REQUEST »
Return every entry exactly.

--- Begin MATERIAL ---

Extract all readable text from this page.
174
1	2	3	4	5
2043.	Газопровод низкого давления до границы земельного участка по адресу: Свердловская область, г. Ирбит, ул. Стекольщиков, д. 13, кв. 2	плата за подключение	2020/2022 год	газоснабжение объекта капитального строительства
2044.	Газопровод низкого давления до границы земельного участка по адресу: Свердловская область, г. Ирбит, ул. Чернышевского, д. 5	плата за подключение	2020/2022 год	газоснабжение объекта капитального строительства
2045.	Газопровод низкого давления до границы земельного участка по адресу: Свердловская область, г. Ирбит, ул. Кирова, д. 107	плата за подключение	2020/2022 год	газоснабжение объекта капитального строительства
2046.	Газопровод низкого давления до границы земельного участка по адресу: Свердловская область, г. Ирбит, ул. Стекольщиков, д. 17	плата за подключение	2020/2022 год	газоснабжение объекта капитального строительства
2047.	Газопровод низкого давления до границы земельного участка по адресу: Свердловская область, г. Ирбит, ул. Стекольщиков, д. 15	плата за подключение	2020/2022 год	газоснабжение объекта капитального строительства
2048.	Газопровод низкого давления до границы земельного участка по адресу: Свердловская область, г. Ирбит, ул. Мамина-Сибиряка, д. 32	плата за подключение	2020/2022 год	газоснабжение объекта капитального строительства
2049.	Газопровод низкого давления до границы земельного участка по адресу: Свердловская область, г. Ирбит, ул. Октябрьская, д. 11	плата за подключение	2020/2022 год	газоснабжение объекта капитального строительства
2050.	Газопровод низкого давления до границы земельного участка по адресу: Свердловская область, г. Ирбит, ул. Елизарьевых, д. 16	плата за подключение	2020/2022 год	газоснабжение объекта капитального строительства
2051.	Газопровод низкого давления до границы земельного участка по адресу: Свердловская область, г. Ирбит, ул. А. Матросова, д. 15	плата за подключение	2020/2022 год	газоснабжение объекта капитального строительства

--- End MATERIAL ---

REPLY »
Extract all readable text from this page.
174
1	2	3	4	5
2043.	Газопровод низкого давления до границы земельного участка по адресу: Свердловская область, г. Ирбит, ул. Стекольщиков, д. 13, кв. 2	плата за подключение	2020/2022 год	газоснабжение объекта капитального строительства
2044.	Газопровод низкого давления до границы земельного участка по адресу: Свердловская область, г. Ирбит, ул. Чернышевского, д. 5	плата за подключение	2020/2022 год	газоснабжение объекта капитального строительства
2045.	Газопровод низкого давления до границы земельного участка по адресу: Свердловская область, г. Ирбит, ул. Кирова, д. 107	плата за подключение	2020/2022 год	газоснабжение объекта капитального строительства
2046.	Газопровод низкого давления до границы земельного участка по адресу: Свердловская область, г. Ирбит, ул. Стекольщиков, д. 17	плата за подключение	2020/2022 год	газоснабжение объекта капитального строительства
2047.	Газопровод низкого давления до границы земельного участка по адресу: Свердловская область, г. Ирбит, ул. Стекольщиков, д. 15	плата за подключение	2020/2022 год	газоснабжение объекта капитального строительства
2048.	Газопровод низкого давления до границы земельного участка по адресу: Свердловская область, г. Ирбит, ул. Мамина-Сибиряка, д. 32	плата за подключение	2020/2022 год	газоснабжение объекта капитального строительства
2049.	Газопровод низкого давления до границы земельного участка по адресу: Свердловская область, г. Ирбит, ул. Октябрьская, д. 11	плата за подключение	2020/2022 год	газоснабжение объекта капитального строительства
2050.	Газопровод низкого давления до границы земельного участка по адресу: Свердловская область, г. Ирбит, ул. Елизарьевых, д. 16	плата за подключение	2020/2022 год	газоснабжение объекта капитального строительства
2051.	Газопровод низкого давления до границы земельного участка по адресу: Свердловская область, г. Ирбит, ул. А. Матросова, д. 15	плата за подключение	2020/2022 год	газоснабжение объекта капитального строительства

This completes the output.